- **Request**
Copy out each line exactly; pictures stay out of the copy.
☆ ☆ ☆ ☆ ☆ ☆ ☆
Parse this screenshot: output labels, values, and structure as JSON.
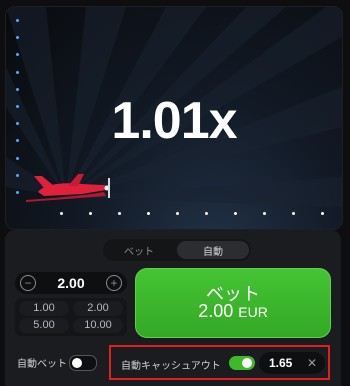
{
  "game": {
    "multiplier": "1.01x",
    "accent_color": "#e0213c"
  },
  "panel": {
    "tabs": [
      {
        "label": "ベット",
        "active": false
      },
      {
        "label": "自動",
        "active": true
      }
    ],
    "stake": "2.00",
    "quick_amounts": [
      "1.00",
      "2.00",
      "5.00",
      "10.00"
    ],
    "bet_button": {
      "label": "ベット",
      "amount": "2.00",
      "currency": "EUR",
      "color": "#3fb82c"
    },
    "auto_bet": {
      "label": "自動ベット",
      "enabled": false
    },
    "auto_cashout": {
      "label": "自動キャッシュアウト",
      "enabled": true,
      "value": "1.65",
      "clear_icon": "close-icon"
    }
  }
}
☆ ☆ ☆ ☆ ☆ ☆ ☆
- **Answer to the task**
Parse this screenshot: output labels, values, and structure as JSON.
{
  "game": {
    "multiplier": "1.01x",
    "accent_color": "#e0213c"
  },
  "panel": {
    "tabs": [
      {
        "label": "ベット",
        "active": false
      },
      {
        "label": "自動",
        "active": true
      }
    ],
    "stake": "2.00",
    "quick_amounts": [
      "1.00",
      "2.00",
      "5.00",
      "10.00"
    ],
    "bet_button": {
      "label": "ベット",
      "amount": "2.00",
      "currency": "EUR",
      "color": "#3fb82c"
    },
    "auto_bet": {
      "label": "自動ベット",
      "enabled": false
    },
    "auto_cashout": {
      "label": "自動キャッシュアウト",
      "enabled": true,
      "value": "1.65",
      "clear_icon": "close-icon"
    }
  }
}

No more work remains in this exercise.